PARTS OF THE EXERCISE:
**A)** In the text on quality assurance and testing, what does testing examine or evaluate?
**B)** Extend the text on quality assurance and testing, picking up after its final sentence.

TEXT:

Quality Assurance is a term dropped just about everywhere in the software field now a days. While there are companies that have strong quality assurance departments built upon frameworks that allow for success, other organizations brand basic testing teams as quality assurance but they are often reduced to blindly following step-by-step test plans with no ability to influence quality issues at a corporate level or they have no testing teams what so ever.
Let’s get this out of the way right now, quality assurance is not testing, testing is inherent in quality assurance. Somewhere along the way, this inaccurate perception skewed how QA is perceived and implemented in organizations. Quality Assurance reflects an ongoing commitment to the prevention of quality issues throughout the software development life cycle and beyond, while testing is independent of any process and is solely the examination or evaluation of the degree to which software satisfies the specified requirements after the completion of development. Testing is part of the work a quality assurance team performs.

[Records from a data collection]
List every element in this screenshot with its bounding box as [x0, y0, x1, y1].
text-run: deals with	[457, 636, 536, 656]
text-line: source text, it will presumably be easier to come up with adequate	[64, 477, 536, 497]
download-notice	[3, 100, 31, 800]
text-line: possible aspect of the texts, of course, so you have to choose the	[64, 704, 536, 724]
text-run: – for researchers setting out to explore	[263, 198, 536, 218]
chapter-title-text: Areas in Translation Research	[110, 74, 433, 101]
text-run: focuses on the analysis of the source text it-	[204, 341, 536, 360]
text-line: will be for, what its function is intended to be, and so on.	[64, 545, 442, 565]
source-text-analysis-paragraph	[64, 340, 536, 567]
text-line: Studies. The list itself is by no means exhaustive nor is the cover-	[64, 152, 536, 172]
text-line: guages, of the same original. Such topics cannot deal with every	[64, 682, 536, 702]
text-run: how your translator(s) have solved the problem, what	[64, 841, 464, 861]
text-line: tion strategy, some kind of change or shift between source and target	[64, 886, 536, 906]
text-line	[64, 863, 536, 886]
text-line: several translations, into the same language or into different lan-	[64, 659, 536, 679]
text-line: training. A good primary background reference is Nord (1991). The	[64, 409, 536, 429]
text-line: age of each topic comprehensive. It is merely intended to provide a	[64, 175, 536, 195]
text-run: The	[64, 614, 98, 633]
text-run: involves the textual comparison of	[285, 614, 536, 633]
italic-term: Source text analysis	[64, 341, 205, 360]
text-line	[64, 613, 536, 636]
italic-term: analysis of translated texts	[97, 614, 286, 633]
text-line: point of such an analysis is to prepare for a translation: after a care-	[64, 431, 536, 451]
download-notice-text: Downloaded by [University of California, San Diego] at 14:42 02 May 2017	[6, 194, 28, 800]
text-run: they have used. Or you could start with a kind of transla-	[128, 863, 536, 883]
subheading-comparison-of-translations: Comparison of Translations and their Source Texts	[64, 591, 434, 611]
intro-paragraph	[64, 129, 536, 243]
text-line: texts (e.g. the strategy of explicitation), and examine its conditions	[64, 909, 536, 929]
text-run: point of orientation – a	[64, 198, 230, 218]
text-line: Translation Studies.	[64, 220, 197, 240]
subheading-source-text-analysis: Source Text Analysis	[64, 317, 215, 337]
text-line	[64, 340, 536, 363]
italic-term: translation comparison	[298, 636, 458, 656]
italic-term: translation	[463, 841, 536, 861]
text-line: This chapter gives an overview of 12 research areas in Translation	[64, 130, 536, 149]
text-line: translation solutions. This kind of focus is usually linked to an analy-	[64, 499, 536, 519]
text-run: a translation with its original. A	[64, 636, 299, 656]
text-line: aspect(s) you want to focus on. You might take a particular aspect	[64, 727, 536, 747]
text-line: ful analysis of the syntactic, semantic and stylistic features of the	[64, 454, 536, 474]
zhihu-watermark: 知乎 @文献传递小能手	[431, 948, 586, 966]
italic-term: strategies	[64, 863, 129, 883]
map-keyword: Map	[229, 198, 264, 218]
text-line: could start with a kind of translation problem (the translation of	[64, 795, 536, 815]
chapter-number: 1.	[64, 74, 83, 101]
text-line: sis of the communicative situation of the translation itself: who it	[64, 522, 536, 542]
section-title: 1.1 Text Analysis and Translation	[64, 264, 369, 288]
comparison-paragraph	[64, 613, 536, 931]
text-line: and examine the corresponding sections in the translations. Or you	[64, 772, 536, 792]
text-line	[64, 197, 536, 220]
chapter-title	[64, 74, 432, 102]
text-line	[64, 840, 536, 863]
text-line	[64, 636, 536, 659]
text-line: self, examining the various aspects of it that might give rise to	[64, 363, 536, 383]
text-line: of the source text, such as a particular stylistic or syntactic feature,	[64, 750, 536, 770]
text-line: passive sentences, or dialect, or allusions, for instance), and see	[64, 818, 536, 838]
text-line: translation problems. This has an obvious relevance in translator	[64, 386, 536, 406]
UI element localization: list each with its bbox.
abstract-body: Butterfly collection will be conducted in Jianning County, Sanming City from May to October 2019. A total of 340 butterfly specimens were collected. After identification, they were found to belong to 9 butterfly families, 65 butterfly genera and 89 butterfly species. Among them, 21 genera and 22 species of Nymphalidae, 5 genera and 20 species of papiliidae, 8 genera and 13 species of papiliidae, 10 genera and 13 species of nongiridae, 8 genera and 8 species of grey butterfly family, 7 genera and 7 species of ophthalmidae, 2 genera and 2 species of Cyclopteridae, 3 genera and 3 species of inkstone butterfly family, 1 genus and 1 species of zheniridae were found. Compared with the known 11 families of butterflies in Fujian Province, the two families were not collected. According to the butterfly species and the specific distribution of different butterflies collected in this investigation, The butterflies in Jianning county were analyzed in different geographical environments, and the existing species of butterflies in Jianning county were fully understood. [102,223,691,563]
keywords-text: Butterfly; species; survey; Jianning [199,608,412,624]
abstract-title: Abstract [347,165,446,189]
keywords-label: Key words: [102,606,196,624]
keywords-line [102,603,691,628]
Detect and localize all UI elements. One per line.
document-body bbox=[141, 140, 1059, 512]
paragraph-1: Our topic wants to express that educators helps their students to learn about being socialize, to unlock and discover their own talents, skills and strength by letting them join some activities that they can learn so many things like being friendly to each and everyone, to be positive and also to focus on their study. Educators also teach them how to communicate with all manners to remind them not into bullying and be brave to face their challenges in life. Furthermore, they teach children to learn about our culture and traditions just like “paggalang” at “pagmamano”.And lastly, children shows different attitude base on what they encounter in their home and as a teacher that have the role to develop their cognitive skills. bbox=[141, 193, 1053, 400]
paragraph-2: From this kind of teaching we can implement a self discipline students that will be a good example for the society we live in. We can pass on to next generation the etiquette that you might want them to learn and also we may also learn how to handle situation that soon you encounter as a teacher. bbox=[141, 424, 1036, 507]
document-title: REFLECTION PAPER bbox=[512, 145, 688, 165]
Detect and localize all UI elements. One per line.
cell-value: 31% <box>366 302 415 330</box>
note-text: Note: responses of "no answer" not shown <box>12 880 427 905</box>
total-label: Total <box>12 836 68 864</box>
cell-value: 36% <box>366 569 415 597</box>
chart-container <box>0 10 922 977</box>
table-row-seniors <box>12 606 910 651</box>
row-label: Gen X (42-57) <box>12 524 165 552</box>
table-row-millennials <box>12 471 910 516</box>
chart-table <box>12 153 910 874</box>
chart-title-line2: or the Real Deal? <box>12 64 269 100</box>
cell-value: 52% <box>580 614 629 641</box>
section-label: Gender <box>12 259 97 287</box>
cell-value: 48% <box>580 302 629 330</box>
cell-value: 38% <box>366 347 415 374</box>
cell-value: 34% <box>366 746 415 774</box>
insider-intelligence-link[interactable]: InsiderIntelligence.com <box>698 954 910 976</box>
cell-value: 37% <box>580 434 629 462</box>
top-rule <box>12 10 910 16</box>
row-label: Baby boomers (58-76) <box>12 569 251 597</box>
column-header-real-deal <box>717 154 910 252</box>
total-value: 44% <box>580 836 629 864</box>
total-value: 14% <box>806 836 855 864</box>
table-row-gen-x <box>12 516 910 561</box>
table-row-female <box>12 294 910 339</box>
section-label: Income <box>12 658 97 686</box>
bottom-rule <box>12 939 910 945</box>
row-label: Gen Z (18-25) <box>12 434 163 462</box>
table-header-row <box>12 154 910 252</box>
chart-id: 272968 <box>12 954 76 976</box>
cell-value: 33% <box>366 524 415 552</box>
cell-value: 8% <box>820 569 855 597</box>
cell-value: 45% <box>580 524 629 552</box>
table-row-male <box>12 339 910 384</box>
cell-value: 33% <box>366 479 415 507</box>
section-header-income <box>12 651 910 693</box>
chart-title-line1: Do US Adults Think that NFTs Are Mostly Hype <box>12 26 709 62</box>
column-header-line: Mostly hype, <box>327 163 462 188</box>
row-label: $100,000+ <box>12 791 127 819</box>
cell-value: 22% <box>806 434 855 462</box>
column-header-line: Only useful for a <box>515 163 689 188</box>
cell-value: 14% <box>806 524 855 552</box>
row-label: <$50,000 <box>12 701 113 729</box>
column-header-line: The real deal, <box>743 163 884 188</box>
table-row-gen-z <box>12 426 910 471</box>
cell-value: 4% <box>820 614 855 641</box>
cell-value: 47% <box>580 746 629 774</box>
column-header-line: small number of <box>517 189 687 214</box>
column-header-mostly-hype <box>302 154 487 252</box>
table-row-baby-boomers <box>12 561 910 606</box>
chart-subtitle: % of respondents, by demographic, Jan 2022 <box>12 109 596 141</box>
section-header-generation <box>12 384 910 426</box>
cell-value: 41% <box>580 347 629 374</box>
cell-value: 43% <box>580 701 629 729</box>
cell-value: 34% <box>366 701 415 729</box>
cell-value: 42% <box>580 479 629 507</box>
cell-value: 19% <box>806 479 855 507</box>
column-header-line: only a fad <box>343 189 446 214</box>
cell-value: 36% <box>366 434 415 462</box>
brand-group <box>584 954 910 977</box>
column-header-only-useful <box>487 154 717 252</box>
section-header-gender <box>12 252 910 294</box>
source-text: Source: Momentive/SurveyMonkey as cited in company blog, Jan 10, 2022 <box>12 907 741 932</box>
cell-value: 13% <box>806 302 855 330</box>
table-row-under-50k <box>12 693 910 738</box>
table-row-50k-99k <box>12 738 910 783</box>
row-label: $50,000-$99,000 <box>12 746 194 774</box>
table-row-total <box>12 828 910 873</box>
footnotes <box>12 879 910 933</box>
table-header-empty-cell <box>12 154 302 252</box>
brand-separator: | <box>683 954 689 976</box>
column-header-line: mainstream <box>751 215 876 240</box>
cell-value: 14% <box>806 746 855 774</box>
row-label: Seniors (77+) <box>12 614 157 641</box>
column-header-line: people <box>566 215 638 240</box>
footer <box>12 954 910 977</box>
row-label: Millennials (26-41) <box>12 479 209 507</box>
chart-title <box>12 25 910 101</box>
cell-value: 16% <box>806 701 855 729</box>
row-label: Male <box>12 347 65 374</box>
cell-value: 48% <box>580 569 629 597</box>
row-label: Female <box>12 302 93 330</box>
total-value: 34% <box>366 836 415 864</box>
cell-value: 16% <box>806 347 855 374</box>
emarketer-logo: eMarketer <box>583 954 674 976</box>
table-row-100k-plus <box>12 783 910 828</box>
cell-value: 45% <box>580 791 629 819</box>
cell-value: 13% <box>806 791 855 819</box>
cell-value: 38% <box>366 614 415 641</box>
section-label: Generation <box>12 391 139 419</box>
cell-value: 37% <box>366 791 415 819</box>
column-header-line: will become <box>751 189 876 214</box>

ANSWER SET:
**A)** The degree to which software satisfies the specified requirements after development is complete.

**B)**
What is Quality, Anyways?
Quality Assurance is built upon the foundation of ensuring the quality of an organization’s application or service, internal processes and resources. Great, that sounds simple enough, it’s all about quality, but what is quality anyways?
Quality is all about perception. Each individual user has their own definition of quality and they will apply it to your software or service when using it. QA must speak for the quality of the application on behalf of each and every user during the software development lifecycle. Each employee in your organization will have their own definition of quality. What’s yours?
I left you some blank space below to write it down.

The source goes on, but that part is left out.